## Short exercise
Quote the records below in full, exactly as given, with the images taken out.
-- BEGIN --
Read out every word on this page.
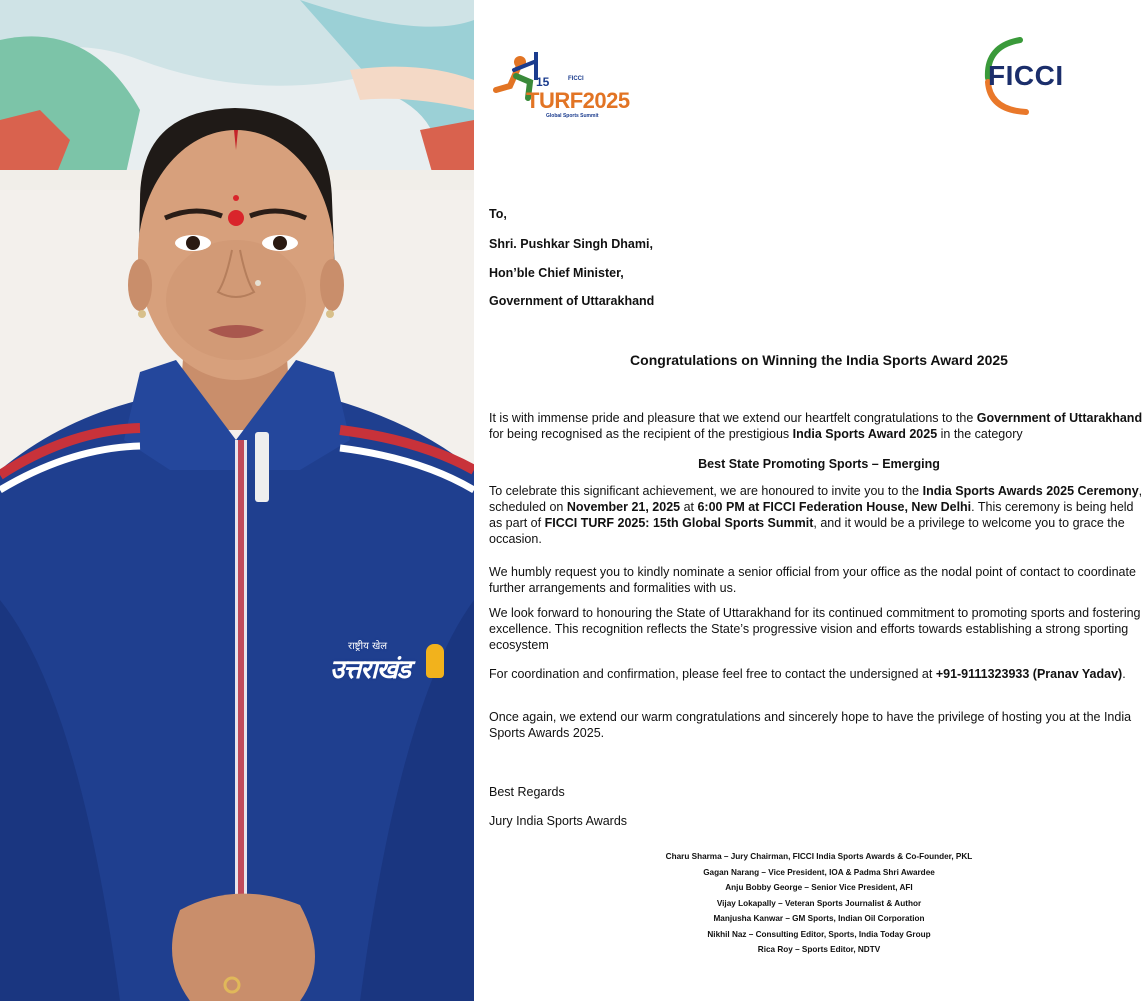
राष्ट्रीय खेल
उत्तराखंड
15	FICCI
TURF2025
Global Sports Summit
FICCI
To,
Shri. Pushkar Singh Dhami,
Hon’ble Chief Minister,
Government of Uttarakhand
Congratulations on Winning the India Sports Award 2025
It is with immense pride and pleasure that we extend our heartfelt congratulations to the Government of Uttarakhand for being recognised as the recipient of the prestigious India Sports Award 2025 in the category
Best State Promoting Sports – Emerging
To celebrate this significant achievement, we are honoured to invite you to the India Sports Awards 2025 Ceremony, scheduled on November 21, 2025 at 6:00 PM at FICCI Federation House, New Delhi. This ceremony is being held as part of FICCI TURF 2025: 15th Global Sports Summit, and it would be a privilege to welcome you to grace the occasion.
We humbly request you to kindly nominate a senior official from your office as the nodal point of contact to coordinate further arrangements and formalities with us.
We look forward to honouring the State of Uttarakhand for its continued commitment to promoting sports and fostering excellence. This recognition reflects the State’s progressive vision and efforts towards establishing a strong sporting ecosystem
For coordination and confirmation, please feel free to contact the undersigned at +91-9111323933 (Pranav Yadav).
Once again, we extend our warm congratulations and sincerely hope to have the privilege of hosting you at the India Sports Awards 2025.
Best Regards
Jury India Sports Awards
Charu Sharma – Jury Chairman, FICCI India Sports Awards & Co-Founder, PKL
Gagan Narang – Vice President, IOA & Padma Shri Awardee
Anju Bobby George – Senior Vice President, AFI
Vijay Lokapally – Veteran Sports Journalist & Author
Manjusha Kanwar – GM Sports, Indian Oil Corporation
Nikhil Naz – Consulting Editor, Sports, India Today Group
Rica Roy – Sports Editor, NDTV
-- END --
## Answer to the problem
Read out every word on this page.
राष्ट्रीय खेल
उत्तराखंड
15	FICCI
TURF2025
Global Sports Summit
FICCI
To,
Shri. Pushkar Singh Dhami,
Hon’ble Chief Minister,
Government of Uttarakhand
Congratulations on Winning the India Sports Award 2025
It is with immense pride and pleasure that we extend our heartfelt congratulations to the Government of Uttarakhand for being recognised as the recipient of the prestigious India Sports Award 2025 in the category
Best State Promoting Sports – Emerging
To celebrate this significant achievement, we are honoured to invite you to the India Sports Awards 2025 Ceremony, scheduled on November 21, 2025 at 6:00 PM at FICCI Federation House, New Delhi. This ceremony is being held as part of FICCI TURF 2025: 15th Global Sports Summit, and it would be a privilege to welcome you to grace the occasion.
We humbly request you to kindly nominate a senior official from your office as the nodal point of contact to coordinate further arrangements and formalities with us.
We look forward to honouring the State of Uttarakhand for its continued commitment to promoting sports and fostering excellence. This recognition reflects the State’s progressive vision and efforts towards establishing a strong sporting ecosystem
For coordination and confirmation, please feel free to contact the undersigned at +91-9111323933 (Pranav Yadav).
Once again, we extend our warm congratulations and sincerely hope to have the privilege of hosting you at the India Sports Awards 2025.
Best Regards
Jury India Sports Awards
Charu Sharma – Jury Chairman, FICCI India Sports Awards & Co-Founder, PKL
Gagan Narang – Vice President, IOA & Padma Shri Awardee
Anju Bobby George – Senior Vice President, AFI
Vijay Lokapally – Veteran Sports Journalist & Author
Manjusha Kanwar – GM Sports, Indian Oil Corporation
Nikhil Naz – Consulting Editor, Sports, India Today Group
Rica Roy – Sports Editor, NDTV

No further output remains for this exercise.